--- Start Records to process ---

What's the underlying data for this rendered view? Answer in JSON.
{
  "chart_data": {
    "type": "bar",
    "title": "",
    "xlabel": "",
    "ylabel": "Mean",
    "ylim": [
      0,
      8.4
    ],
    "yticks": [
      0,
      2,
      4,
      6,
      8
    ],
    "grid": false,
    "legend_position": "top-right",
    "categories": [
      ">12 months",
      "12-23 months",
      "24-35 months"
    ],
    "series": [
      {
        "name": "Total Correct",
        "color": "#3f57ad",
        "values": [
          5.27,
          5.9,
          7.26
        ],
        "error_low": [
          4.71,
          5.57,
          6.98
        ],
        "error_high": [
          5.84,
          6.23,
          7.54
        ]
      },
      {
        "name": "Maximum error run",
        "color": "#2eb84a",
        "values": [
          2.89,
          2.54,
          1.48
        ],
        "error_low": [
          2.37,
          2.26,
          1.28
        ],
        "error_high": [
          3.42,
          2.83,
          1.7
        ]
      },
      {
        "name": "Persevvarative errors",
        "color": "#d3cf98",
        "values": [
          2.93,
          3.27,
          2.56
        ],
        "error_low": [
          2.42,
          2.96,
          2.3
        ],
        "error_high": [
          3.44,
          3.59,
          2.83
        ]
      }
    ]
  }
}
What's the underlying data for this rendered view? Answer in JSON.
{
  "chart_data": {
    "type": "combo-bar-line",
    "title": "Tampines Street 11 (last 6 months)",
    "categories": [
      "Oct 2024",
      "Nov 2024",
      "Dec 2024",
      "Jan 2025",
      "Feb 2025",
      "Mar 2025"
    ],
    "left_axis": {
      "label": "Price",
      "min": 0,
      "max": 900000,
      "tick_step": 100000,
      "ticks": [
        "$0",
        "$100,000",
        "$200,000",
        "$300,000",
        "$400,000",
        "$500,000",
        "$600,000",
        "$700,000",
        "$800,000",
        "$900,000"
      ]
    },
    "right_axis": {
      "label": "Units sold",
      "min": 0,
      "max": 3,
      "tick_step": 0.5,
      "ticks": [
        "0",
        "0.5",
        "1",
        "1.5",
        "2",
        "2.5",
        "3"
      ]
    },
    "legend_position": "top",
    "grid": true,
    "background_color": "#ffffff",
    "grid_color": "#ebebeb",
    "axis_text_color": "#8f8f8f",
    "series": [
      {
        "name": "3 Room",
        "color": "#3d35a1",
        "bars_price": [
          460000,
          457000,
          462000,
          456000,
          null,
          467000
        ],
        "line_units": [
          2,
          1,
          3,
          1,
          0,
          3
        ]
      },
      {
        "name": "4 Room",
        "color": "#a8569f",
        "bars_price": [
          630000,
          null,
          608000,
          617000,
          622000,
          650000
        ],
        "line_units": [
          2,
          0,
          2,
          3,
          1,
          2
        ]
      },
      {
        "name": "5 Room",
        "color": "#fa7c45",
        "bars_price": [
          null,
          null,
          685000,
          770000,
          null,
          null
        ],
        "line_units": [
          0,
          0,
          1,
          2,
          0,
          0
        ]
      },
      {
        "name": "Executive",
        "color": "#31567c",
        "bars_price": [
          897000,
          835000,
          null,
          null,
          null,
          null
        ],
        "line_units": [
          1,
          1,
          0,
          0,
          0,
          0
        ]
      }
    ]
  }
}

--- End Records to process ---

**Instructions for the task**
Extract each entry in full, exactly as given.

**Completed task**
What's the underlying data for this rendered view? Answer in JSON.
{
  "chart_data": {
    "type": "bar",
    "title": "",
    "xlabel": "",
    "ylabel": "Mean",
    "ylim": [
      0,
      8.4
    ],
    "yticks": [
      0,
      2,
      4,
      6,
      8
    ],
    "grid": false,
    "legend_position": "top-right",
    "categories": [
      ">12 months",
      "12-23 months",
      "24-35 months"
    ],
    "series": [
      {
        "name": "Total Correct",
        "color": "#3f57ad",
        "values": [
          5.27,
          5.9,
          7.26
        ],
        "error_low": [
          4.71,
          5.57,
          6.98
        ],
        "error_high": [
          5.84,
          6.23,
          7.54
        ]
      },
      {
        "name": "Maximum error run",
        "color": "#2eb84a",
        "values": [
          2.89,
          2.54,
          1.48
        ],
        "error_low": [
          2.37,
          2.26,
          1.28
        ],
        "error_high": [
          3.42,
          2.83,
          1.7
        ]
      },
      {
        "name": "Persevvarative errors",
        "color": "#d3cf98",
        "values": [
          2.93,
          3.27,
          2.56
        ],
        "error_low": [
          2.42,
          2.96,
          2.3
        ],
        "error_high": [
          3.44,
          3.59,
          2.83
        ]
      }
    ]
  }
}
What's the underlying data for this rendered view? Answer in JSON.
{
  "chart_data": {
    "type": "combo-bar-line",
    "title": "Tampines Street 11 (last 6 months)",
    "categories": [
      "Oct 2024",
      "Nov 2024",
      "Dec 2024",
      "Jan 2025",
      "Feb 2025",
      "Mar 2025"
    ],
    "left_axis": {
      "label": "Price",
      "min": 0,
      "max": 900000,
      "tick_step": 100000,
      "ticks": [
        "$0",
        "$100,000",
        "$200,000",
        "$300,000",
        "$400,000",
        "$500,000",
        "$600,000",
        "$700,000",
        "$800,000",
        "$900,000"
      ]
    },
    "right_axis": {
      "label": "Units sold",
      "min": 0,
      "max": 3,
      "tick_step": 0.5,
      "ticks": [
        "0",
        "0.5",
        "1",
        "1.5",
        "2",
        "2.5",
        "3"
      ]
    },
    "legend_position": "top",
    "grid": true,
    "background_color": "#ffffff",
    "grid_color": "#ebebeb",
    "axis_text_color": "#8f8f8f",
    "series": [
      {
        "name": "3 Room",
        "color": "#3d35a1",
        "bars_price": [
          460000,
          457000,
          462000,
          456000,
          null,
          467000
        ],
        "line_units": [
          2,
          1,
          3,
          1,
          0,
          3
        ]
      },
      {
        "name": "4 Room",
        "color": "#a8569f",
        "bars_price": [
          630000,
          null,
          608000,
          617000,
          622000,
          650000
        ],
        "line_units": [
          2,
          0,
          2,
          3,
          1,
          2
        ]
      },
      {
        "name": "5 Room",
        "color": "#fa7c45",
        "bars_price": [
          null,
          null,
          685000,
          770000,
          null,
          null
        ],
        "line_units": [
          0,
          0,
          1,
          2,
          0,
          0
        ]
      },
      {
        "name": "Executive",
        "color": "#31567c",
        "bars_price": [
          897000,
          835000,
          null,
          null,
          null,
          null
        ],
        "line_units": [
          1,
          1,
          0,
          0,
          0,
          0
        ]
      }
    ]
  }
}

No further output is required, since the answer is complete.